**Short problem**
Print all of the lines exactly. Any picture among them stays out.

--- BEGIN ---

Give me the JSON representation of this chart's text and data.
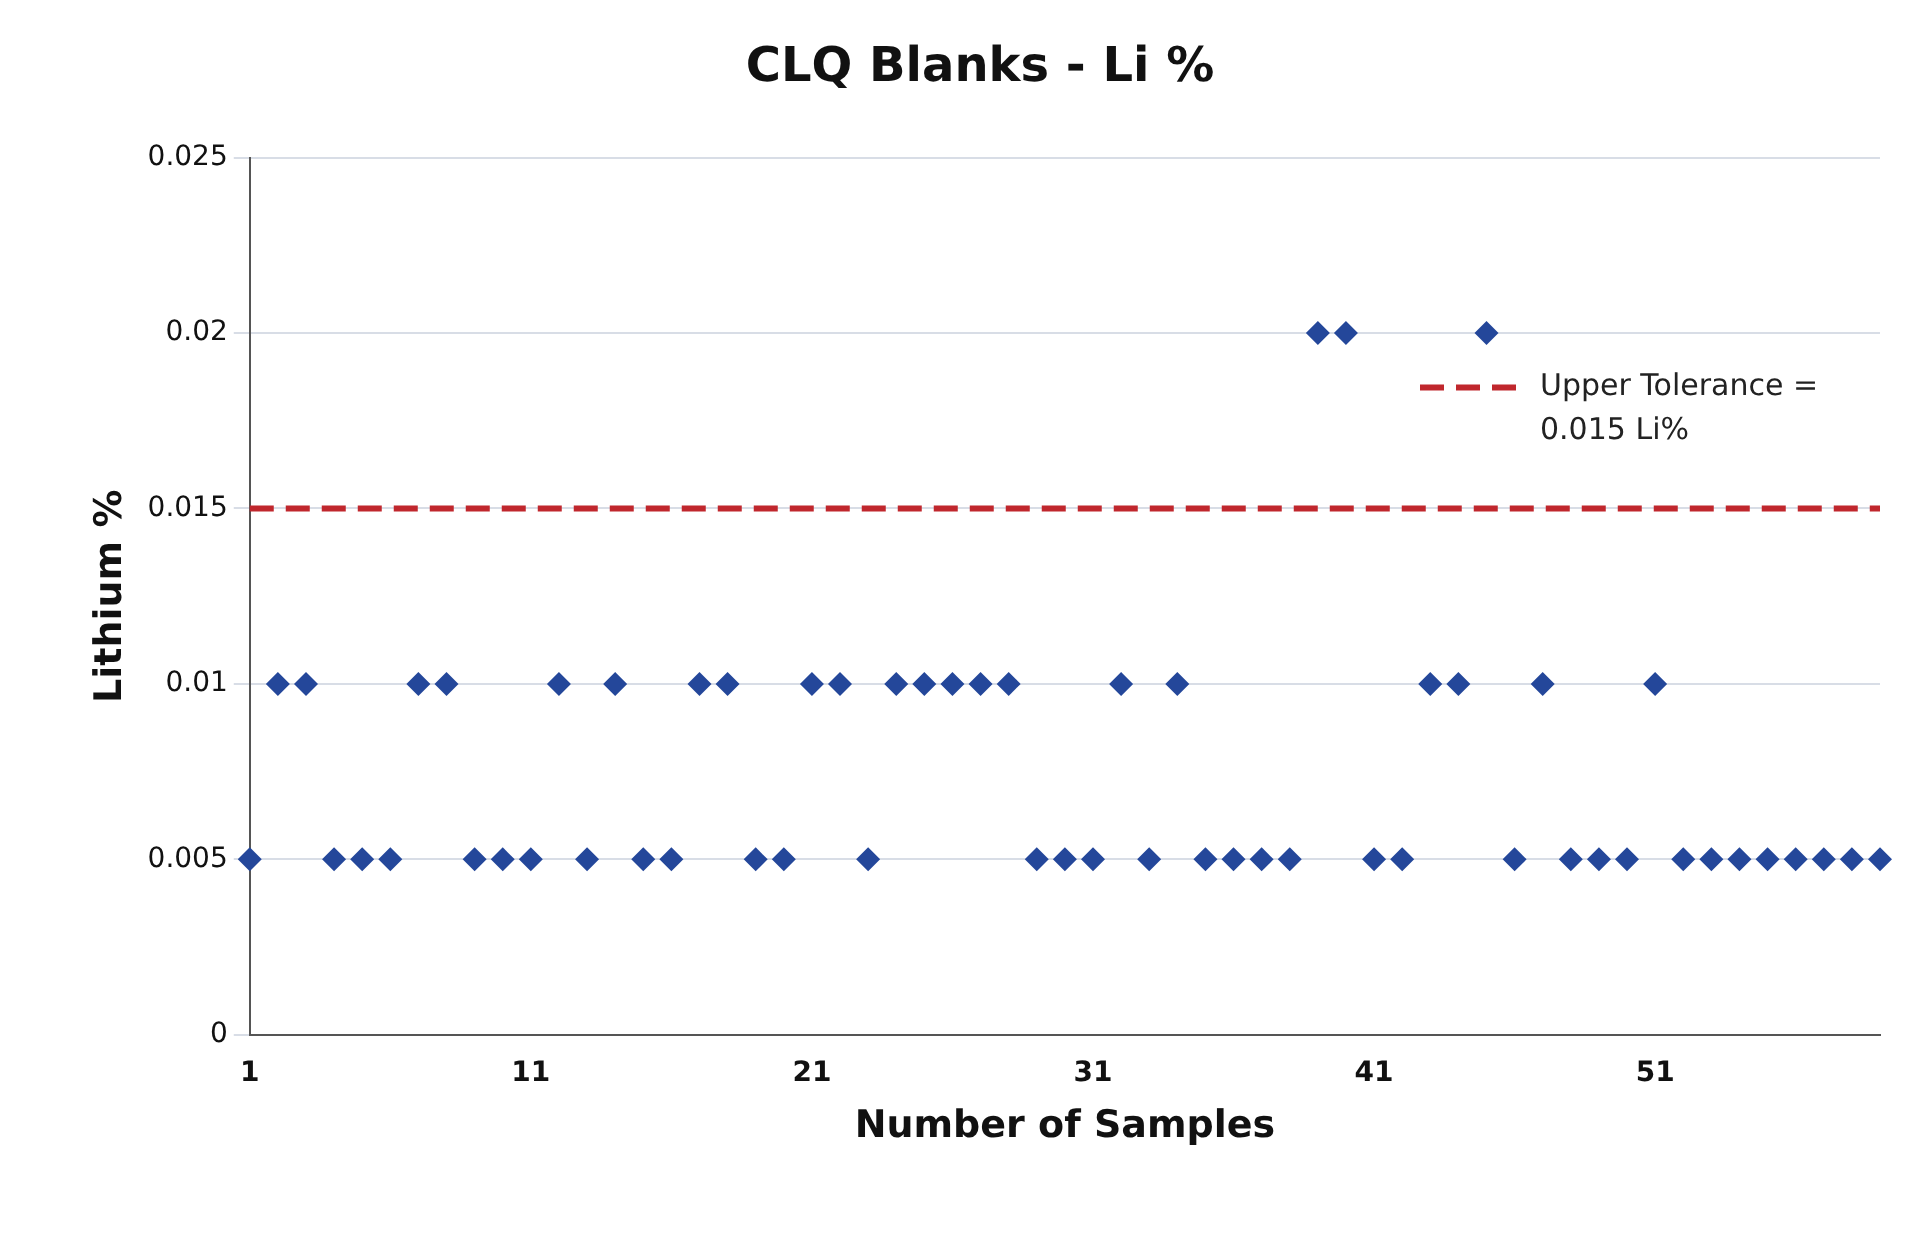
{
  "chart_data": {
    "type": "scatter",
    "title": "CLQ Blanks - Li %",
    "xlabel": "Number of Samples",
    "ylabel": "Lithium %",
    "categories": [
      "1",
      null,
      null,
      null,
      null,
      null,
      null,
      null,
      null,
      null,
      "11",
      null,
      null,
      null,
      null,
      null,
      null,
      null,
      null,
      null,
      "21",
      null,
      null,
      null,
      null,
      null,
      null,
      null,
      null,
      null,
      "31",
      null,
      null,
      null,
      null,
      null,
      null,
      null,
      null,
      null,
      "41",
      null,
      null,
      null,
      null,
      null,
      null,
      null,
      null,
      null,
      "51",
      null,
      null,
      null,
      null,
      null,
      null,
      null,
      null
    ],
    "values": [
      0.005,
      0.01,
      0.01,
      0.005,
      0.005,
      0.005,
      0.01,
      0.01,
      0.005,
      0.005,
      0.005,
      0.01,
      0.005,
      0.01,
      0.005,
      0.005,
      0.01,
      0.01,
      0.005,
      0.005,
      0.01,
      0.01,
      0.005,
      0.01,
      0.01,
      0.01,
      0.01,
      0.01,
      0.005,
      0.005,
      0.005,
      0.01,
      0.005,
      0.01,
      0.005,
      0.005,
      0.005,
      0.005,
      0.02,
      0.02,
      0.005,
      0.005,
      0.01,
      0.01,
      0.02,
      0.005,
      0.01,
      0.005,
      0.005,
      0.005,
      0.01,
      0.005,
      0.005,
      0.005,
      0.005,
      0.005,
      0.005,
      0.005,
      0.005
    ],
    "color": "#24479a",
    "marker": "diamond",
    "ylim": [
      0,
      0.025
    ],
    "yticks": [
      0,
      0.005,
      0.01,
      0.015,
      0.02,
      0.025
    ],
    "grid": "y",
    "legend": "top right",
    "ref_lines": [
      {
        "axis": "y",
        "value": 0.015,
        "label": "Upper Tolerance = 0.015 Li%",
        "color": "#c0272d",
        "line_style": "dashed"
      }
    ]
  }
}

--- END ---

**Answer to the problem**
Give me the JSON representation of this chart's text and data.
{
  "chart_data": {
    "type": "scatter",
    "title": "CLQ Blanks - Li %",
    "xlabel": "Number of Samples",
    "ylabel": "Lithium %",
    "categories": [
      "1",
      null,
      null,
      null,
      null,
      null,
      null,
      null,
      null,
      null,
      "11",
      null,
      null,
      null,
      null,
      null,
      null,
      null,
      null,
      null,
      "21",
      null,
      null,
      null,
      null,
      null,
      null,
      null,
      null,
      null,
      "31",
      null,
      null,
      null,
      null,
      null,
      null,
      null,
      null,
      null,
      "41",
      null,
      null,
      null,
      null,
      null,
      null,
      null,
      null,
      null,
      "51",
      null,
      null,
      null,
      null,
      null,
      null,
      null,
      null
    ],
    "values": [
      0.005,
      0.01,
      0.01,
      0.005,
      0.005,
      0.005,
      0.01,
      0.01,
      0.005,
      0.005,
      0.005,
      0.01,
      0.005,
      0.01,
      0.005,
      0.005,
      0.01,
      0.01,
      0.005,
      0.005,
      0.01,
      0.01,
      0.005,
      0.01,
      0.01,
      0.01,
      0.01,
      0.01,
      0.005,
      0.005,
      0.005,
      0.01,
      0.005,
      0.01,
      0.005,
      0.005,
      0.005,
      0.005,
      0.02,
      0.02,
      0.005,
      0.005,
      0.01,
      0.01,
      0.02,
      0.005,
      0.01,
      0.005,
      0.005,
      0.005,
      0.01,
      0.005,
      0.005,
      0.005,
      0.005,
      0.005,
      0.005,
      0.005,
      0.005
    ],
    "color": "#24479a",
    "marker": "diamond",
    "ylim": [
      0,
      0.025
    ],
    "yticks": [
      0,
      0.005,
      0.01,
      0.015,
      0.02,
      0.025
    ],
    "grid": "y",
    "legend": "top right",
    "ref_lines": [
      {
        "axis": "y",
        "value": 0.015,
        "label": "Upper Tolerance = 0.015 Li%",
        "color": "#c0272d",
        "line_style": "dashed"
      }
    ]
  }
}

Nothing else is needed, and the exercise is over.